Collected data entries
--- Begin ---
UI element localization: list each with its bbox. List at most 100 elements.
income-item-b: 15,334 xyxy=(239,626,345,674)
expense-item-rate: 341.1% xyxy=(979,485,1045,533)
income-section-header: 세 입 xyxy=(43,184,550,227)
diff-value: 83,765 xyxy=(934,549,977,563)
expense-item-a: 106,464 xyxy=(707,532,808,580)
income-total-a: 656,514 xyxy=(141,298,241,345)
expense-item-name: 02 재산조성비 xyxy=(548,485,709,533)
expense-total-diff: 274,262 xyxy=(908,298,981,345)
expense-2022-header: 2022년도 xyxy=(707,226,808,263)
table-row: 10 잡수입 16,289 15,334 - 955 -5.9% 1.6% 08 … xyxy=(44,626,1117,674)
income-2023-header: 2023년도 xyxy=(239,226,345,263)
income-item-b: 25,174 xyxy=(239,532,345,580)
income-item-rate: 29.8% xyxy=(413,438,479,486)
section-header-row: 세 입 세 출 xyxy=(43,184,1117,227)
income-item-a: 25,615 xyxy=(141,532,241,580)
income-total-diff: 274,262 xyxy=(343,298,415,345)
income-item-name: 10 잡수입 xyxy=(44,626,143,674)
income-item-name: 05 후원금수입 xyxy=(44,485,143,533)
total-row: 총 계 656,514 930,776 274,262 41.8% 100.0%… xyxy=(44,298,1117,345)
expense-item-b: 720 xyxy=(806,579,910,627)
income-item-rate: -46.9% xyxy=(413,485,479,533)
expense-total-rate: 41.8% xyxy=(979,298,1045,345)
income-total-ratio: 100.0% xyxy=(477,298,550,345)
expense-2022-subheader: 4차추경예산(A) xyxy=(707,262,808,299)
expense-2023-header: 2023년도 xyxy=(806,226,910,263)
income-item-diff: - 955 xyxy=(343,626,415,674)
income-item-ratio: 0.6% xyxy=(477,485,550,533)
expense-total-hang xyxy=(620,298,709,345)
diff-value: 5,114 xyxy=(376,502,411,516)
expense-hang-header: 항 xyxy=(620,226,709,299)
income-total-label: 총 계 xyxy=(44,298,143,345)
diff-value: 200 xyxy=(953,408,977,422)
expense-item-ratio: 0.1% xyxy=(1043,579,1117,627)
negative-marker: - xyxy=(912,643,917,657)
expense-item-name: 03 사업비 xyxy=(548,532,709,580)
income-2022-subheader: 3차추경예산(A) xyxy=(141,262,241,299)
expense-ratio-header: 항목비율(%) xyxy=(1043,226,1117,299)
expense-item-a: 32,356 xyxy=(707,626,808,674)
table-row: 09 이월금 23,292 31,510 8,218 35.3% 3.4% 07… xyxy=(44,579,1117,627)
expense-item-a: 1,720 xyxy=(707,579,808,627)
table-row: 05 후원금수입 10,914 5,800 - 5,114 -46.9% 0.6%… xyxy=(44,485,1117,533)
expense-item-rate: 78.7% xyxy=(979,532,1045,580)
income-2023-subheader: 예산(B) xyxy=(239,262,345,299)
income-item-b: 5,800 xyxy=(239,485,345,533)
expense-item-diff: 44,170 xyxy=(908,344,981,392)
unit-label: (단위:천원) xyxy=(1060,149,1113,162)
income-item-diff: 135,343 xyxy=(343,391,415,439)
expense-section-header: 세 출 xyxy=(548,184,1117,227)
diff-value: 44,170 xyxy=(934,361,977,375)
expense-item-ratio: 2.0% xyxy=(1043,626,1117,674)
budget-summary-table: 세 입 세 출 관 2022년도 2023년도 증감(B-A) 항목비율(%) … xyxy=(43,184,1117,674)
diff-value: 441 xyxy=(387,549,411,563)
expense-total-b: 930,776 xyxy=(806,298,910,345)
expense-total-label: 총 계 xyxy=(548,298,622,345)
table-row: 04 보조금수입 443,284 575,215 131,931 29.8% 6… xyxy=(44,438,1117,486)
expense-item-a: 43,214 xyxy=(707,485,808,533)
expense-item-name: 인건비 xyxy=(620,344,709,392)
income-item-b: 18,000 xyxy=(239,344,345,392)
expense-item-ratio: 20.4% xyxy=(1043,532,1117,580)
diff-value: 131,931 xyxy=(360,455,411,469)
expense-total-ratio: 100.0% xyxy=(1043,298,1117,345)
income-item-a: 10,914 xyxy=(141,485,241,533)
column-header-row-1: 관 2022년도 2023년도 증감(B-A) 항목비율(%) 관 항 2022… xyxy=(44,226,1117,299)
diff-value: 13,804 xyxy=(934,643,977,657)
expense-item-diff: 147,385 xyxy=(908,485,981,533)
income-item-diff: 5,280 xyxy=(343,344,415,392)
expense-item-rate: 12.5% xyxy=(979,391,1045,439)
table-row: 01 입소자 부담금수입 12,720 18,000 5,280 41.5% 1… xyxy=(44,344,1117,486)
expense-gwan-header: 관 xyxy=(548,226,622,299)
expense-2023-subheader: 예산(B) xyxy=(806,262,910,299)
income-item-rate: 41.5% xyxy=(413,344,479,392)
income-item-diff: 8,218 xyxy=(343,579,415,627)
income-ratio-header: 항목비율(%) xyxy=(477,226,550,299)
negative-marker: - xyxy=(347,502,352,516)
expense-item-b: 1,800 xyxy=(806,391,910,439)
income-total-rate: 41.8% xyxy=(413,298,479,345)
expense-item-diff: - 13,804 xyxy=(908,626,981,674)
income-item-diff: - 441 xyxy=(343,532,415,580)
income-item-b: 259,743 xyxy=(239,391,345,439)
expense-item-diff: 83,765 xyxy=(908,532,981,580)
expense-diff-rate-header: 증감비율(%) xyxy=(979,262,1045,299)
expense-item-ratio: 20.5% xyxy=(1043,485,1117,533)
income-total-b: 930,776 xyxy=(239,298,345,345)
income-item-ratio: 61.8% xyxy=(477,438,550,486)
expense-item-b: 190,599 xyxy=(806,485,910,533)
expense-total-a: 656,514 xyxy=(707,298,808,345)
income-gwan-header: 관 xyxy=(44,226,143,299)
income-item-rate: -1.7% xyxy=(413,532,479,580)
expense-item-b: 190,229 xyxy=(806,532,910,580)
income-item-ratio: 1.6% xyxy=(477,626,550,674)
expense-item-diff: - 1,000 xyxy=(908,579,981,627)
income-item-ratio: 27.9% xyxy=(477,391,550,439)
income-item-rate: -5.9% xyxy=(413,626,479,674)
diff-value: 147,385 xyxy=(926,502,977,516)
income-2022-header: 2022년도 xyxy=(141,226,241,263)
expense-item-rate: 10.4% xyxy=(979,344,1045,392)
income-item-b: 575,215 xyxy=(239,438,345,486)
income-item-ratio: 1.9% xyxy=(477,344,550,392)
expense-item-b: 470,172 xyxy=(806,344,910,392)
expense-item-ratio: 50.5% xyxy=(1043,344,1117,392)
--- End ---
How many lines of the records above contain the string "name"? Case counts; reply with the number alone.

§ **Solution to this exercise**
5